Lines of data

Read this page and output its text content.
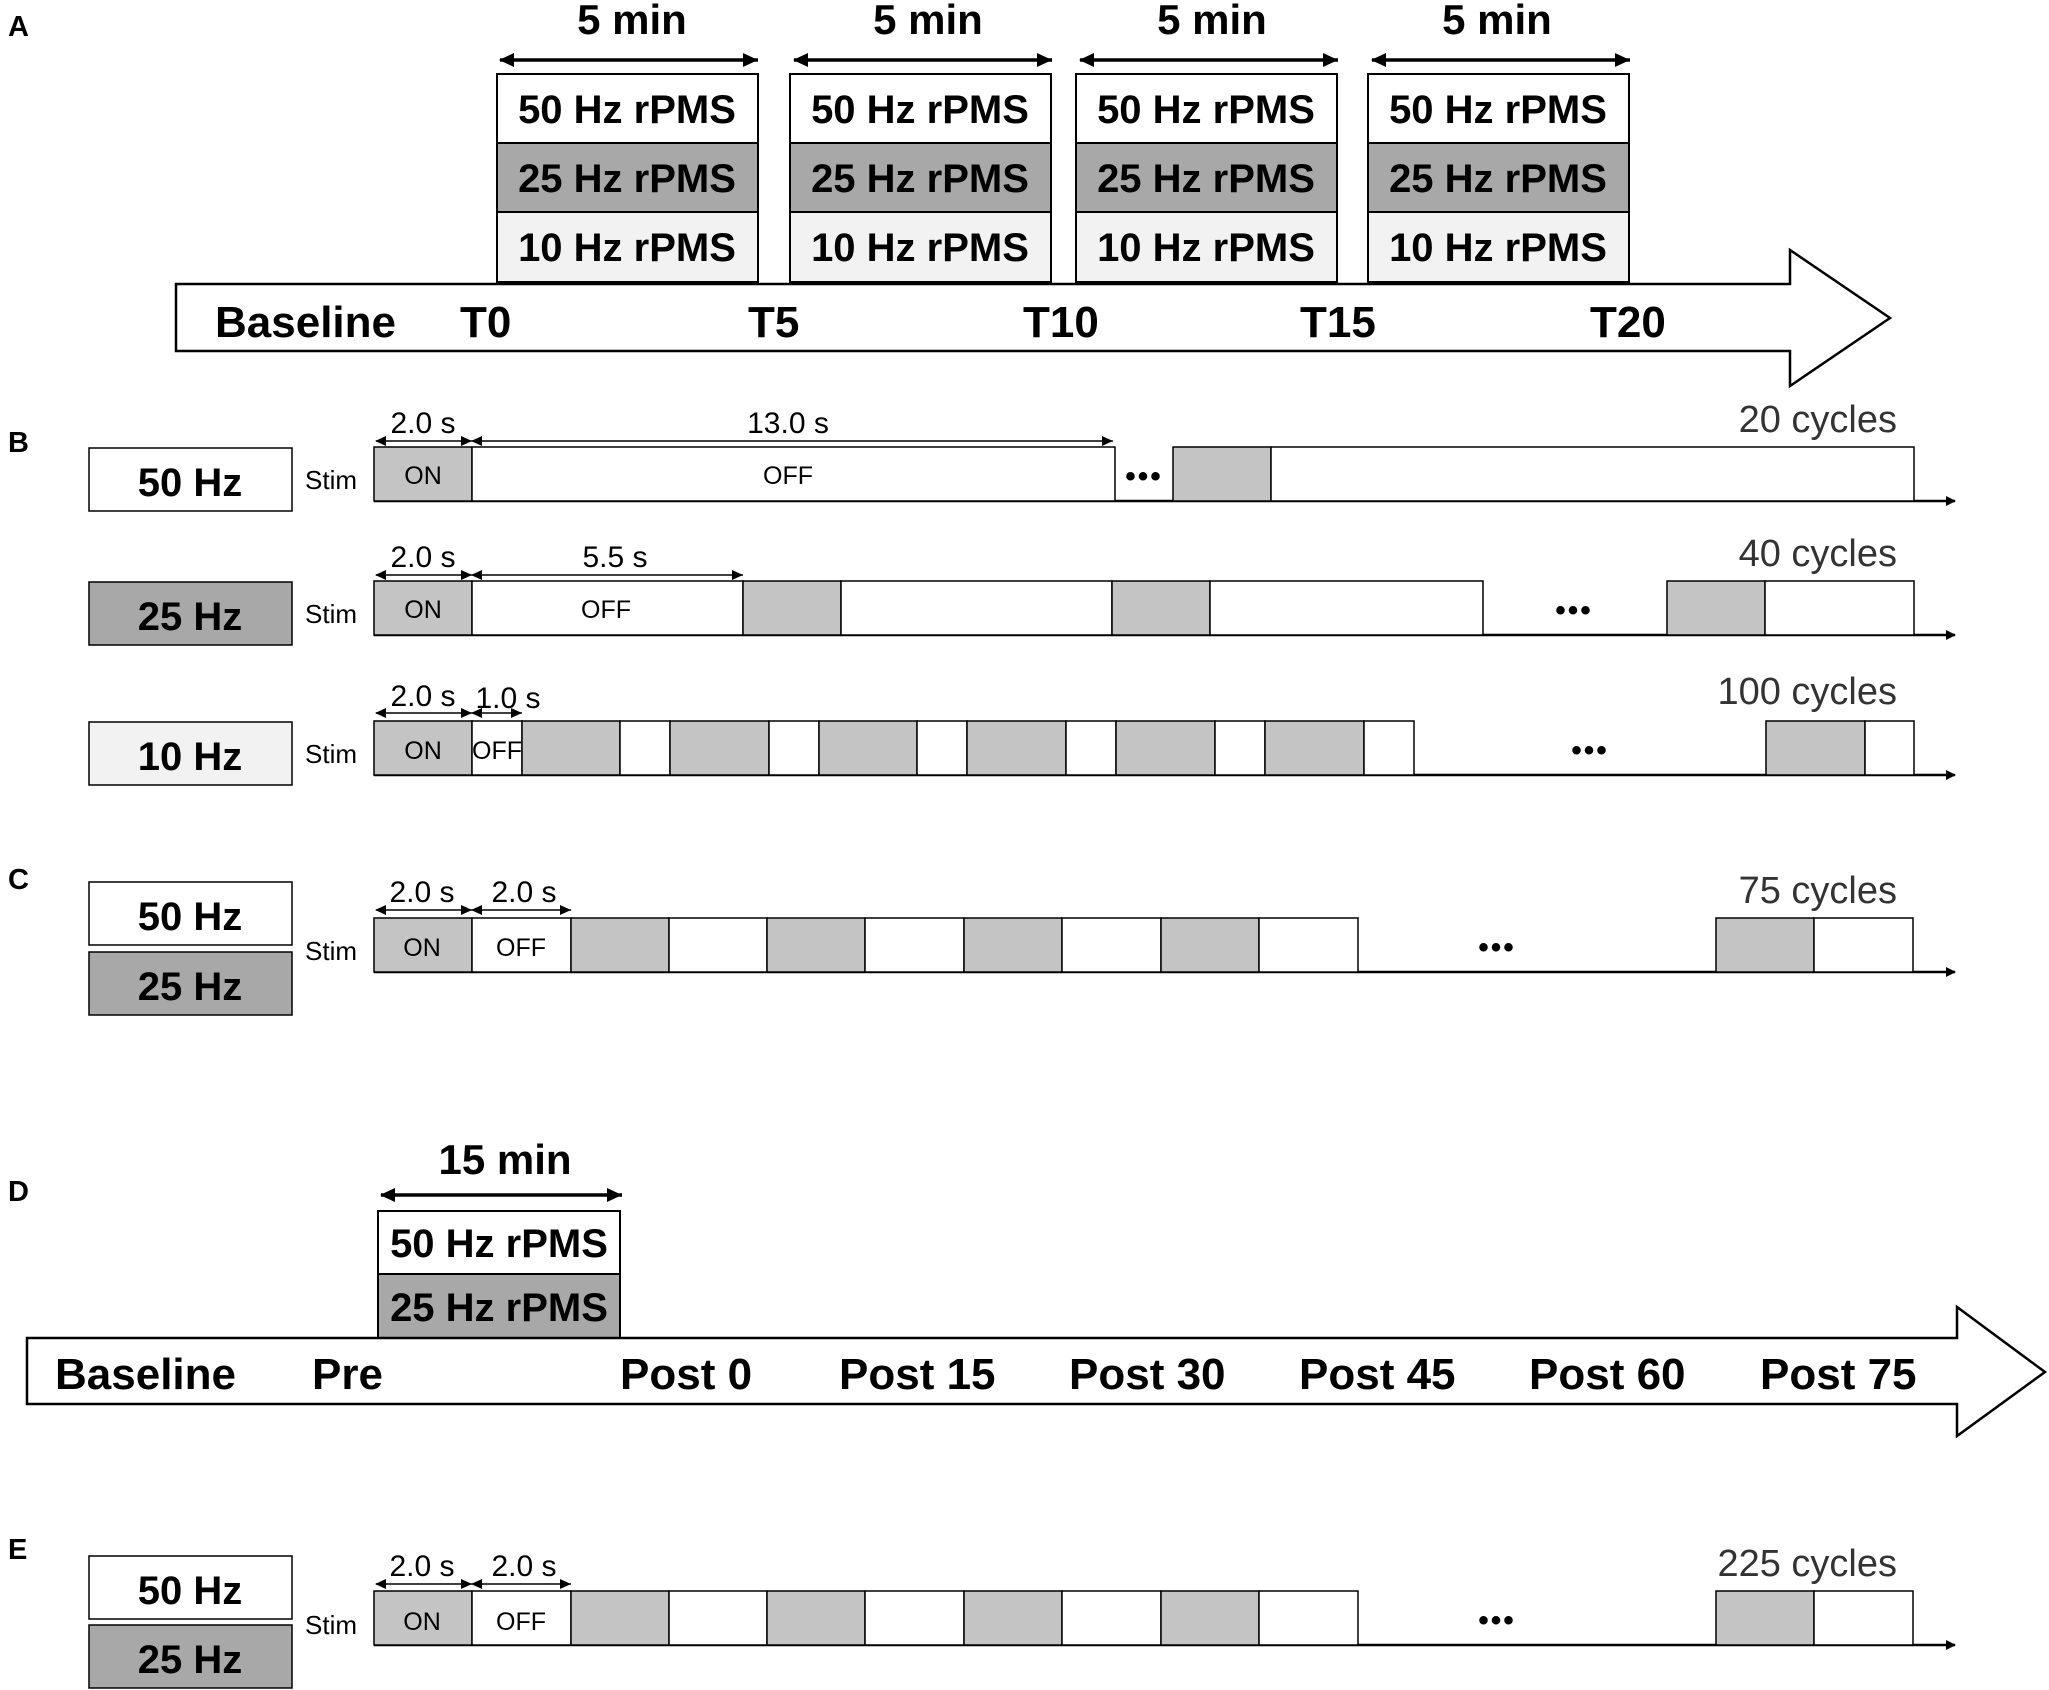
A
Baseline T0	T5	T10	T15	T20
5 min
50 Hz rPMS
25 Hz rPMS
10 Hz rPMS
5 min
50 Hz rPMS
25 Hz rPMS
10 Hz rPMS
5 min
50 Hz rPMS
25 Hz rPMS
10 Hz rPMS
5 min
50 Hz rPMS
25 Hz rPMS
10 Hz rPMS
B
50 Hz Stim
2.0 s	13.0 s
ON	OFF	•••
20 cycles
25 Hz Stim
2.0 s	5.5 s
ON	OFF	•••
40 cycles
10 Hz Stim
2.0 s 1.0 s
ON OFF	•••
100 cycles
C
50 Hz
25 Hz
Stim
2.0 s 2.0 s
ON OFF	•••
75 cycles
D
15 min
50 Hz rPMS
25 Hz rPMS
Baseline Pre	Post 0 Post 15 Post 30 Post 45 Post 60 Post 75
E
50 Hz
Stim
25 Hz
2.0 s 2.0 s
ON OFF	•••
225 cycles
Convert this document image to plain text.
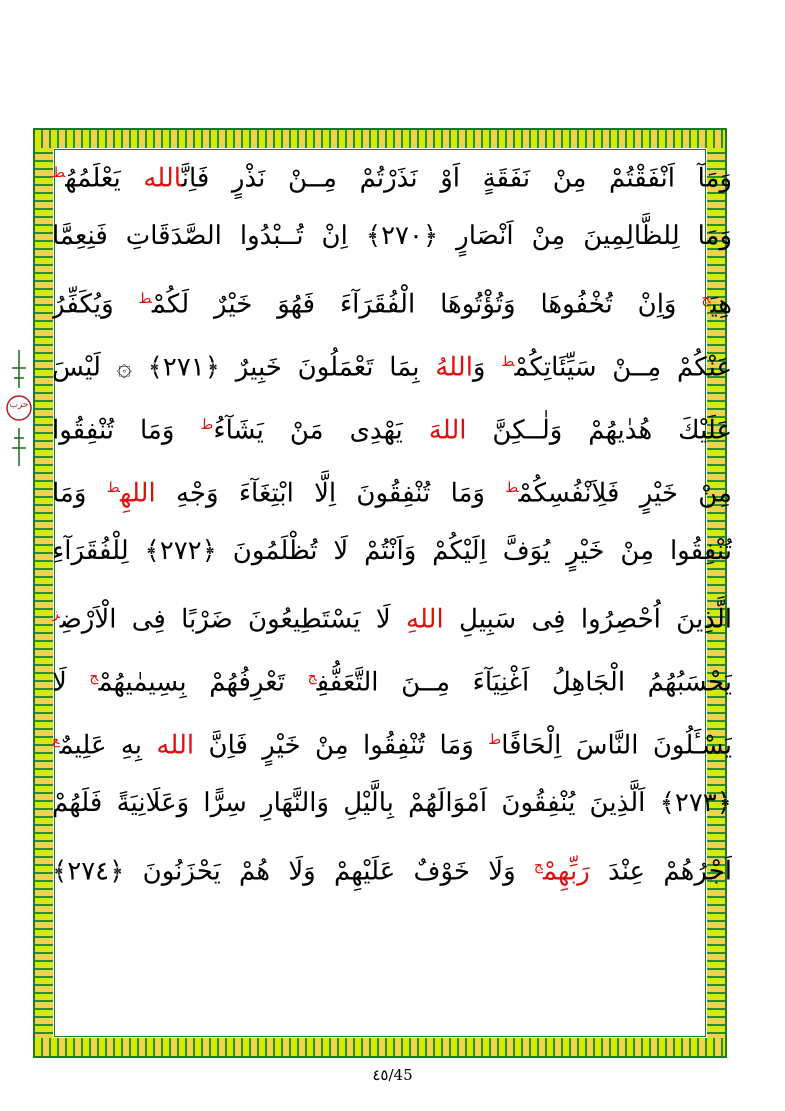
وَمَآ اَنْفَقْتُمْ مِنْ نَفَقَةٍ اَوْ نَذَرْتُمْ مِــنْ نَذْرٍ فَاِنَّالله يَعْلَمُهُ$^ط$
وَمَا لِلظَّالِمِينَ مِنْ اَنْصَارٍ ﴿٢٧٠﴾ اِنْ تُــبْدُوا الصَّدَقَاتِ فَنِعِمَّا
هِيَ$^ج$ وَاِنْ تُخْفُوهَا وَتُؤْتُوهَا الْفُقَرَآءَ فَهُوَ خَيْرٌ لَكُمْ$^ط$ وَيُكَفِّرُ
عَنْكُمْ مِــنْ سَيِّئَاتِكُمْ$^ط$ وَاللهُ بِمَا تَعْمَلُونَ خَبِيرٌ ﴿٢٧١﴾ ۞ لَيْسَ
عَلَيْكَ هُدٰيهُمْ وَلٰــكِنَّ اللهَ يَهْدِى مَنْ يَشَآءُ$^ط$ وَمَا تُنْفِقُوا
مِنْ خَيْرٍ فَلِاَنْفُسِكُمْ$^ط$ وَمَا تُنْفِقُونَ اِلَّا ابْتِغَآءَ وَجْهِ الله$^ط$ وَمَا
تُنْفِقُوا مِنْ خَيْرٍ يُوَفَّ اِلَيْكُمْ وَاَنْتُمْ لَا تُظْلَمُونَ ﴿٢٧٢﴾ لِلْفُقَرَآءِ
الَّذِينَ اُحْصِرُوا فِى سَبِيلِ اللهِ لَا يَسْتَطِيعُونَ ضَرْبًا فِى الْاَرْضِ$^ز$
يَحْسَبُهُمُ الْجَاهِلُ اَغْنِيَآءَ مِــنَ التَّعَفُّفِ$^ج$ تَعْرِفُهُمْ بِسِيمٰيهُمْ$^ج$ لَا
يَسْـَٔلُونَ النَّاسَ اِلْحَافًا$^ط$ وَمَا تُنْفِقُوا مِنْ خَيْرٍ فَاِنَّ الله بِهِ عَلِيمٌ$^ع$
﴿٢٧٣﴾ اَلَّذِينَ يُنْفِقُونَ اَمْوَالَهُمْ بِالَّيْلِ وَالنَّهَارِ سِرًّا وَعَلَانِيَةً فَلَهُمْ
اَجْرُهُمْ عِنْدَ رَبِّهِمْ$^ج$ وَلَا خَوْفٌ عَلَيْهِمْ وَلَا هُمْ يَحْزَنُونَ ﴿٢٧٤﴾
حزب
٤٥/45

▸ **Problem to work on**
Extract all lines of the records above that include "Stim".

▸ **Answer to the task**
50 Hz Stim
25 Hz Stim
10 Hz Stim
Stim
Stim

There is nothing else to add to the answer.